* [Exercise details]
Can you lay out every line of the records as a Markdown table with the columns "Row" and "Record line", numbering the rows and skipping blank lines? Leave the pictures out of the answer.

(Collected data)

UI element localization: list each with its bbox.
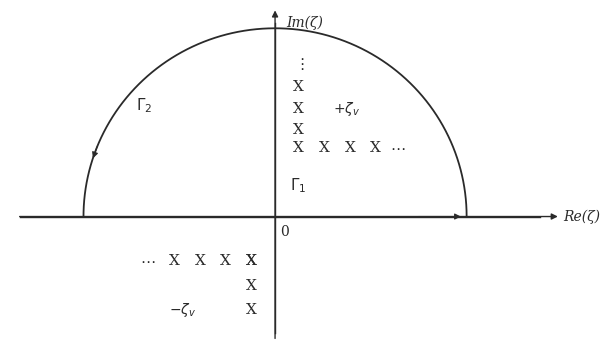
Text: $\cdots$: $\cdots$ [390,141,405,155]
Text: Re(ζ): Re(ζ) [564,209,601,224]
Text: $\Gamma_1$: $\Gamma_1$ [290,176,306,195]
Text: X: X [246,254,257,268]
Text: $-\zeta_v$: $-\zeta_v$ [169,301,196,319]
Text: X: X [169,254,180,268]
Text: X: X [344,141,355,155]
Text: X: X [246,303,257,317]
Text: $\vdots$: $\vdots$ [293,56,304,72]
Text: X: X [246,254,257,268]
Text: X: X [293,124,304,137]
Text: X: X [293,81,304,94]
Text: X: X [319,141,330,155]
Text: X: X [293,141,304,155]
Text: X: X [293,102,304,116]
Text: Im(ζ): Im(ζ) [286,16,323,30]
Text: 0: 0 [281,226,289,239]
Text: X: X [370,141,381,155]
Text: $\cdots$: $\cdots$ [139,254,155,268]
Text: $\Gamma_2$: $\Gamma_2$ [136,96,152,115]
Text: $+\zeta_v$: $+\zeta_v$ [333,100,361,118]
Text: X: X [195,254,205,268]
Text: X: X [221,254,231,268]
Text: X: X [246,279,257,294]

* [Answer to this task]
| Row | Record line |
|---|---|
| 1 | UI element localization: list each with its bbox. |
| 2 | Text: $\cdots$: $\cdots$ [390,141,405,155] |
| 3 | Text: Re(ζ): Re(ζ) [564,209,601,224] |
| 4 | Text: $\Gamma_1$: $\Gamma_1$ [290,176,306,195] |
| 5 | Text: X: X [246,254,257,268] |
| 6 | Text: $-\zeta_v$: $-\zeta_v$ [169,301,196,319] |
| 7 | Text: X: X [169,254,180,268] |
| 8 | Text: X: X [344,141,355,155] |
| 9 | Text: X: X [246,303,257,317] |
| 10 | Text: $\vdots$: $\vdots$ [293,56,304,72] |
| 11 | Text: X: X [246,254,257,268] |
| 12 | Text: X: X [293,124,304,137] |
| 13 | Text: X: X [293,81,304,94] |
| 14 | Text: X: X [319,141,330,155] |
| 15 | Text: X: X [293,141,304,155] |
| 16 | Text: X: X [293,102,304,116] |
| 17 | Text: Im(ζ): Im(ζ) [286,16,323,30] |
| 18 | Text: 0: 0 [281,226,289,239] |
| 19 | Text: X: X [370,141,381,155] |
| 20 | Text: $\cdots$: $\cdots$ [139,254,155,268] |
| 21 | Text: $\Gamma_2$: $\Gamma_2$ [136,96,152,115] |
| 22 | Text: $+\zeta_v$: $+\zeta_v$ [333,100,361,118] |
| 23 | Text: X: X [195,254,205,268] |
| 24 | Text: X: X [221,254,231,268] |
| 25 | Text: X: X [246,279,257,294] |